**Written task**
Set each entry down verbatim, omitting images.

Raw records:
-*-*-

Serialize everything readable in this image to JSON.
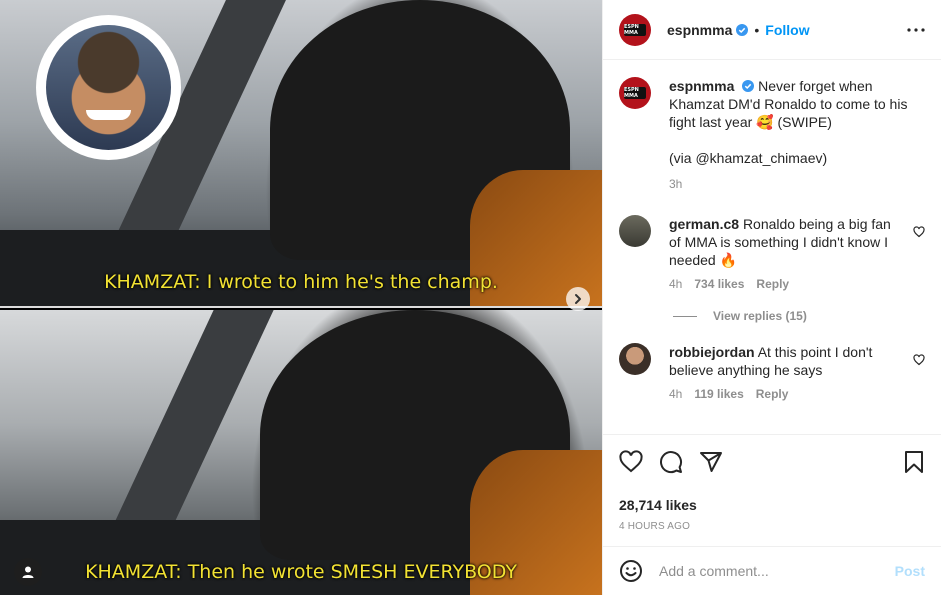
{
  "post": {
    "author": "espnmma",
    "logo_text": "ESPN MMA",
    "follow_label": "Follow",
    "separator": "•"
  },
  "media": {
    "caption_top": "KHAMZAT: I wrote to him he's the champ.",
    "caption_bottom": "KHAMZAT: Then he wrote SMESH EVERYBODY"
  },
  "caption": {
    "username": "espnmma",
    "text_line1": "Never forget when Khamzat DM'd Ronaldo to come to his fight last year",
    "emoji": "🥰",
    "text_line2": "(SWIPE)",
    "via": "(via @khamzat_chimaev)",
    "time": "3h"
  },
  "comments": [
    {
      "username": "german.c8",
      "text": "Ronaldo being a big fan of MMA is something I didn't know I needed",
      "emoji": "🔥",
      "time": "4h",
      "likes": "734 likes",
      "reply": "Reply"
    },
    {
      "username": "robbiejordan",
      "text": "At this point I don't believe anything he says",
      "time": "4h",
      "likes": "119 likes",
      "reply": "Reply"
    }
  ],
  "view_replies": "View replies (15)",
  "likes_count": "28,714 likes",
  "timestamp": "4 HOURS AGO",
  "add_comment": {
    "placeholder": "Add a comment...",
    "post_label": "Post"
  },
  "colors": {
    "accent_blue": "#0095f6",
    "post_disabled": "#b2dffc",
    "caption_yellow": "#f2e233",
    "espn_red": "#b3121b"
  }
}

-*-*-

**Task response**
Serialize everything readable in this image to JSON.
{
  "post": {
    "author": "espnmma",
    "logo_text": "ESPN MMA",
    "follow_label": "Follow",
    "separator": "•"
  },
  "media": {
    "caption_top": "KHAMZAT: I wrote to him he's the champ.",
    "caption_bottom": "KHAMZAT: Then he wrote SMESH EVERYBODY"
  },
  "caption": {
    "username": "espnmma",
    "text_line1": "Never forget when Khamzat DM'd Ronaldo to come to his fight last year",
    "emoji": "🥰",
    "text_line2": "(SWIPE)",
    "via": "(via @khamzat_chimaev)",
    "time": "3h"
  },
  "comments": [
    {
      "username": "german.c8",
      "text": "Ronaldo being a big fan of MMA is something I didn't know I needed",
      "emoji": "🔥",
      "time": "4h",
      "likes": "734 likes",
      "reply": "Reply"
    },
    {
      "username": "robbiejordan",
      "text": "At this point I don't believe anything he says",
      "time": "4h",
      "likes": "119 likes",
      "reply": "Reply"
    }
  ],
  "view_replies": "View replies (15)",
  "likes_count": "28,714 likes",
  "timestamp": "4 HOURS AGO",
  "add_comment": {
    "placeholder": "Add a comment...",
    "post_label": "Post"
  },
  "colors": {
    "accent_blue": "#0095f6",
    "post_disabled": "#b2dffc",
    "caption_yellow": "#f2e233",
    "espn_red": "#b3121b"
  }
}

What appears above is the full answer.